__Given problem__:
Every record should be copied exactly, except that pictures are to be omitted.

__Data section__:
◆ ◆ ◆ ◆ ◆ ◆ ◆

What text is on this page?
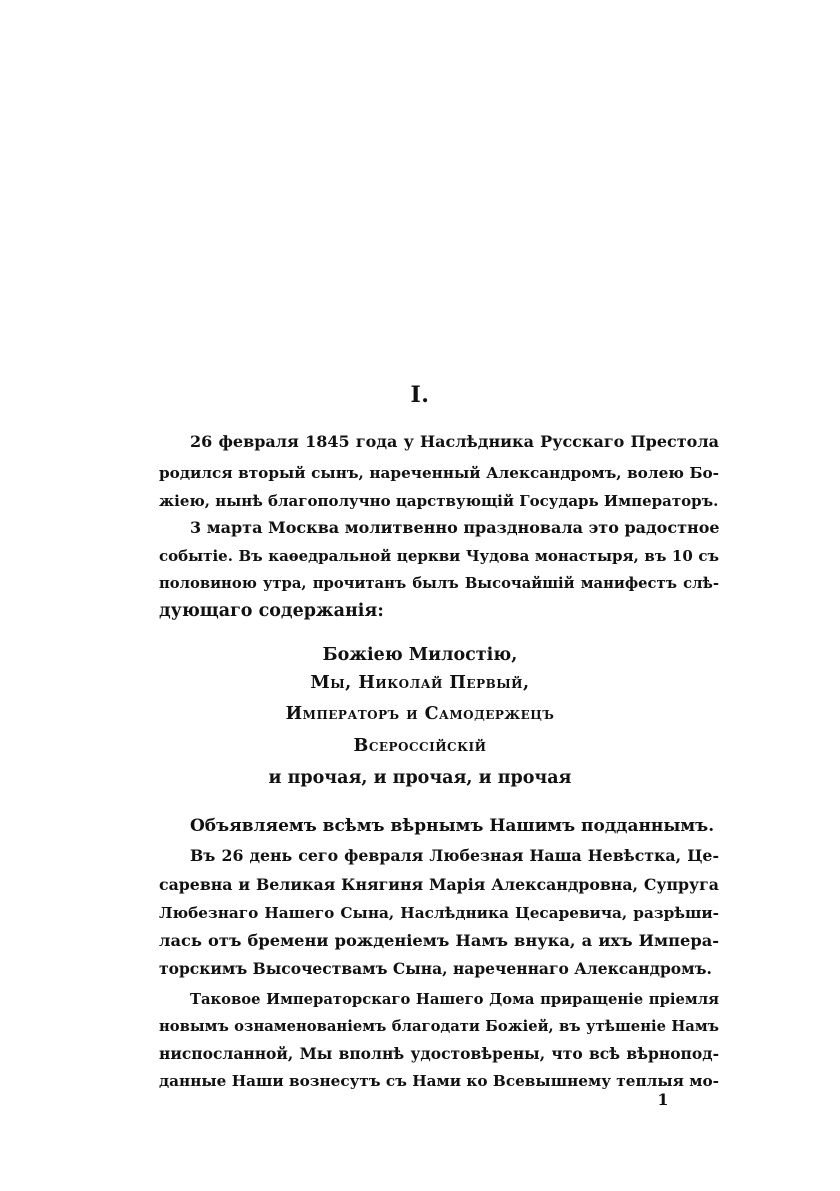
I.
26 февраля 1845 года у Наслѣдника Русскаго Престола
родился вторый сынъ, нареченный Александромъ, волею Бо-
жіею, нынѣ благополучно царствующій Государь Императоръ.
3 марта Москва молитвенно праздновала это радостное
событіе. Въ каѳедральной церкви Чудова монастыря, въ 10 съ
половиною утра, прочитанъ былъ Высочайшій манифестъ слѣ-
дующаго содержанія:
Божіею Милостію,
Мы, Николай Первый,
Императоръ и Самодержецъ
Всероссійскій
и прочая, и прочая, и прочая
Объявляемъ всѣмъ вѣрнымъ Нашимъ подданнымъ.
Въ 26 день сего февраля Любезная Наша Невѣстка, Це-
саревна и Великая Княгиня Марія Александровна, Супруга
Любезнаго Нашего Сына, Наслѣдника Цесаревича, разрѣши-
лась отъ бремени рожденіемъ Намъ внука, а ихъ Импера-
торскимъ Высочествамъ Сына, нареченнаго Александромъ.
Таковое Императорскаго Нашего Дома приращеніе пріемля
новымъ ознаменованіемъ благодати Божіей, въ утѣшеніе Намъ
ниспосланной, Мы вполнѣ удостовѣрены, что всѣ вѣрнопод-
данные Наши вознесутъ съ Нами ко Всевышнему теплыя мо-
1
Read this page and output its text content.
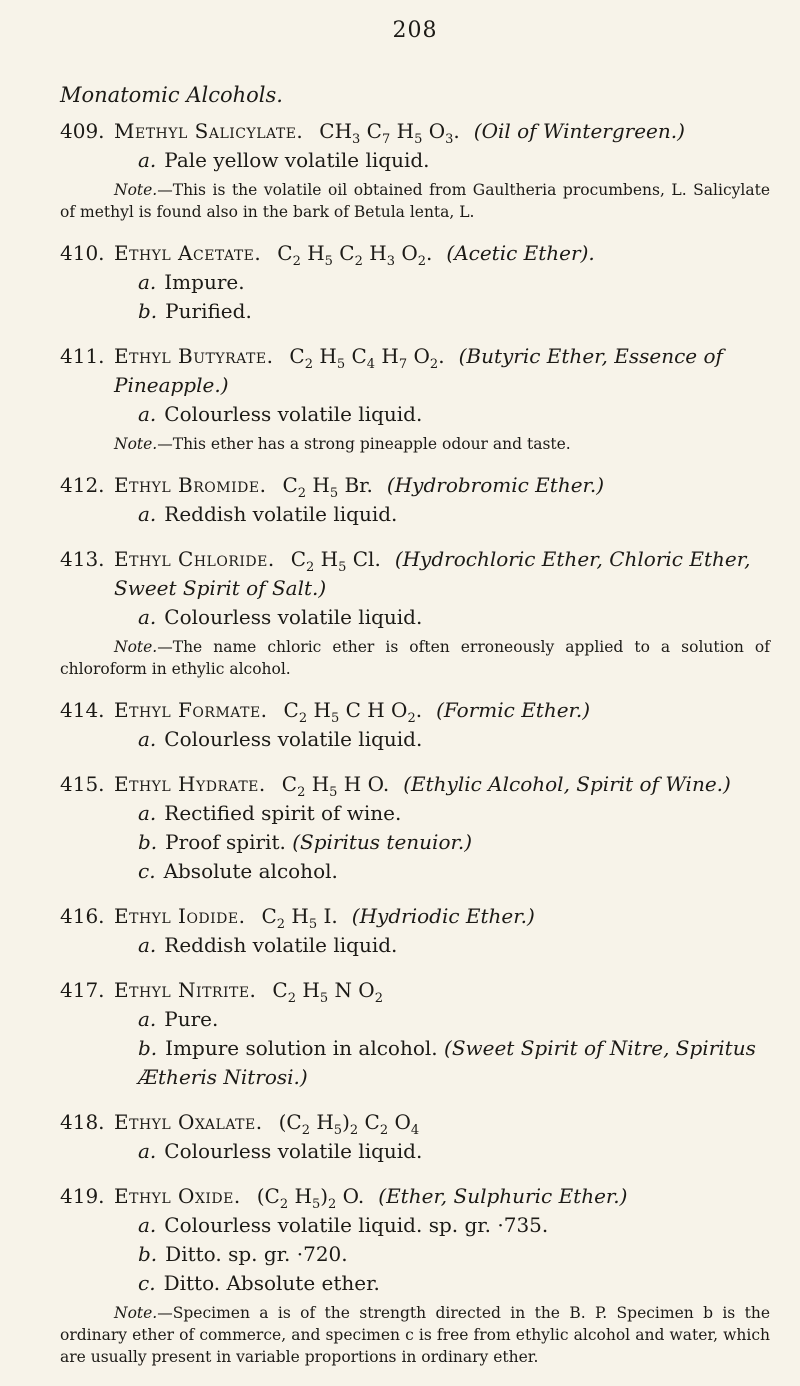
208
Monatomic Alcohols.
409. Methyl Salicylate. $CH_3$ $C_7$ $H_5$ $O_3$. (Oil of Wintergreen.)
a. Pale yellow volatile liquid.
Note.—This is the volatile oil obtained from Gaultheria procumbens, L. Salicylate of methyl is found also in the bark of Betula lenta, L.
410. Ethyl Acetate. $C_2$ $H_5$ $C_2$ $H_3$ $O_2$. (Acetic Ether).
a. Impure.
b. Purified.
411. Ethyl Butyrate. $C_2$ $H_5$ $C_4$ $H_7$ $O_2$. (Butyric Ether, Essence of Pineapple.)
a. Colourless volatile liquid.
Note.—This ether has a strong pineapple odour and taste.
412. Ethyl Bromide. $C_2$ $H_5$ Br. (Hydrobromic Ether.)
a. Reddish volatile liquid.
413. Ethyl Chloride. $C_2$ $H_5$ Cl. (Hydrochloric Ether, Chloric Ether, Sweet Spirit of Salt.)
a. Colourless volatile liquid.
Note.—The name chloric ether is often erroneously applied to a solution of chloroform in ethylic alcohol.
414. Ethyl Formate. $C_2$ $H_5$ C H $O_2$. (Formic Ether.)
a. Colourless volatile liquid.
415. Ethyl Hydrate. $C_2$ $H_5$ H O. (Ethylic Alcohol, Spirit of Wine.)
a. Rectified spirit of wine.
b. Proof spirit. (Spiritus tenuior.)
c. Absolute alcohol.
416. Ethyl Iodide. $C_2$ $H_5$ I. (Hydriodic Ether.)
a. Reddish volatile liquid.
417. Ethyl Nitrite. $C_2$ $H_5$ N $O_2$
a. Pure.
b. Impure solution in alcohol. (Sweet Spirit of Nitre, Spiritus Ætheris Nitrosi.)
418. Ethyl Oxalate. ($C_2$ $H_5)_2$ $C_2$ $O_4$
a. Colourless volatile liquid.
419. Ethyl Oxide. ($C_2$ $H_5)_2$ O. (Ether, Sulphuric Ether.)
a. Colourless volatile liquid. sp. gr. ·735.
b. Ditto. sp. gr. ·720.
c. Ditto. Absolute ether.
Note.—Specimen a is of the strength directed in the B. P. Specimen b is the ordinary ether of commerce, and specimen c is free from ethylic alcohol and water, which are usually present in variable proportions in ordinary ether.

◆ ◆ ◆ ◆ ◆ ◆ ◆

__Result of the exercise__:
What text is on this page?
I.
26 февраля 1845 года у Наслѣдника Русскаго Престола
родился вторый сынъ, нареченный Александромъ, волею Бо-
жіею, нынѣ благополучно царствующій Государь Императоръ.
3 марта Москва молитвенно праздновала это радостное
событіе. Въ каѳедральной церкви Чудова монастыря, въ 10 съ
половиною утра, прочитанъ былъ Высочайшій манифестъ слѣ-
дующаго содержанія:
Божіею Милостію,
Мы, Николай Первый,
Императоръ и Самодержецъ
Всероссійскій
и прочая, и прочая, и прочая
Объявляемъ всѣмъ вѣрнымъ Нашимъ подданнымъ.
Въ 26 день сего февраля Любезная Наша Невѣстка, Це-
саревна и Великая Княгиня Марія Александровна, Супруга
Любезнаго Нашего Сына, Наслѣдника Цесаревича, разрѣши-
лась отъ бремени рожденіемъ Намъ внука, а ихъ Импера-
торскимъ Высочествамъ Сына, нареченнаго Александромъ.
Таковое Императорскаго Нашего Дома приращеніе пріемля
новымъ ознаменованіемъ благодати Божіей, въ утѣшеніе Намъ
ниспосланной, Мы вполнѣ удостовѣрены, что всѣ вѣрнопод-
данные Наши вознесутъ съ Нами ко Всевышнему теплыя мо-
1
Read this page and output its text content.
208
Monatomic Alcohols.
409. Methyl Salicylate. $CH_3$ $C_7$ $H_5$ $O_3$. (Oil of Wintergreen.)
a. Pale yellow volatile liquid.
Note.—This is the volatile oil obtained from Gaultheria procumbens, L. Salicylate of methyl is found also in the bark of Betula lenta, L.
410. Ethyl Acetate. $C_2$ $H_5$ $C_2$ $H_3$ $O_2$. (Acetic Ether).
a. Impure.
b. Purified.
411. Ethyl Butyrate. $C_2$ $H_5$ $C_4$ $H_7$ $O_2$. (Butyric Ether, Essence of Pineapple.)
a. Colourless volatile liquid.
Note.—This ether has a strong pineapple odour and taste.
412. Ethyl Bromide. $C_2$ $H_5$ Br. (Hydrobromic Ether.)
a. Reddish volatile liquid.
413. Ethyl Chloride. $C_2$ $H_5$ Cl. (Hydrochloric Ether, Chloric Ether, Sweet Spirit of Salt.)
a. Colourless volatile liquid.
Note.—The name chloric ether is often erroneously applied to a solution of chloroform in ethylic alcohol.
414. Ethyl Formate. $C_2$ $H_5$ C H $O_2$. (Formic Ether.)
a. Colourless volatile liquid.
415. Ethyl Hydrate. $C_2$ $H_5$ H O. (Ethylic Alcohol, Spirit of Wine.)
a. Rectified spirit of wine.
b. Proof spirit. (Spiritus tenuior.)
c. Absolute alcohol.
416. Ethyl Iodide. $C_2$ $H_5$ I. (Hydriodic Ether.)
a. Reddish volatile liquid.
417. Ethyl Nitrite. $C_2$ $H_5$ N $O_2$
a. Pure.
b. Impure solution in alcohol. (Sweet Spirit of Nitre, Spiritus Ætheris Nitrosi.)
418. Ethyl Oxalate. ($C_2$ $H_5)_2$ $C_2$ $O_4$
a. Colourless volatile liquid.
419. Ethyl Oxide. ($C_2$ $H_5)_2$ O. (Ether, Sulphuric Ether.)
a. Colourless volatile liquid. sp. gr. ·735.
b. Ditto. sp. gr. ·720.
c. Ditto. Absolute ether.
Note.—Specimen a is of the strength directed in the B. P. Specimen b is the ordinary ether of commerce, and specimen c is free from ethylic alcohol and water, which are usually present in variable proportions in ordinary ether.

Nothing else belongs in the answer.